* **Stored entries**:
══════

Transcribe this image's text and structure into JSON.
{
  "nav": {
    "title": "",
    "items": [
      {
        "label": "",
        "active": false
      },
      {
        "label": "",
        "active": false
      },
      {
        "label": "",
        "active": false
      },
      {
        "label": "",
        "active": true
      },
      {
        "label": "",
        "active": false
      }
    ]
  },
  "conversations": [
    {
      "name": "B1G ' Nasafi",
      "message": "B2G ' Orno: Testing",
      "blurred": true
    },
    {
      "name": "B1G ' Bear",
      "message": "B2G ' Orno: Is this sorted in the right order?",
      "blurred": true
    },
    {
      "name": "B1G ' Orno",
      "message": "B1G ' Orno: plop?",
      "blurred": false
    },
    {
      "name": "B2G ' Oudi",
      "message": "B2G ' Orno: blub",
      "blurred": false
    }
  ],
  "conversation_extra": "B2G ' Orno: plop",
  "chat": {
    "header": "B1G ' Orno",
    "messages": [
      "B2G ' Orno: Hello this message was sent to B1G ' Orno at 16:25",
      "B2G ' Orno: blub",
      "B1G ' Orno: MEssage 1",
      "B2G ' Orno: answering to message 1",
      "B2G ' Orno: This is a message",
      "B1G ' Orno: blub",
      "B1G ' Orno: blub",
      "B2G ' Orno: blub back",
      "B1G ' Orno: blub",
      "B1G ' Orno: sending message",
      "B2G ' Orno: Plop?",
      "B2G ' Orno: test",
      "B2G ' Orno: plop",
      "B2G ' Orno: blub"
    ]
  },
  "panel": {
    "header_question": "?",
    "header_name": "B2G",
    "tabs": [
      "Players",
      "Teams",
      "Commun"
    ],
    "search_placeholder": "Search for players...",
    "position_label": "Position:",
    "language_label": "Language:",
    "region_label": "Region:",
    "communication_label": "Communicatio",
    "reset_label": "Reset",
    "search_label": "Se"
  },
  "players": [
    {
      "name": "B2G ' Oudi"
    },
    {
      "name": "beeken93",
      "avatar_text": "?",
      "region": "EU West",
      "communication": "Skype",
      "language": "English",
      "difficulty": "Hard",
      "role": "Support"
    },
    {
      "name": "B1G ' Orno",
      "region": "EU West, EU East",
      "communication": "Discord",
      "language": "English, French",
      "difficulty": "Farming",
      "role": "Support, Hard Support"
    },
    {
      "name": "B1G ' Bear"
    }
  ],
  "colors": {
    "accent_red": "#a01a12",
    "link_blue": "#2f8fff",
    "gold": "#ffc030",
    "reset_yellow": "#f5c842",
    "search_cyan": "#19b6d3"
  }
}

══════

* **The exercise**: State the count of lines above containing the string "West", and add nothing to it.

* **The response**: 2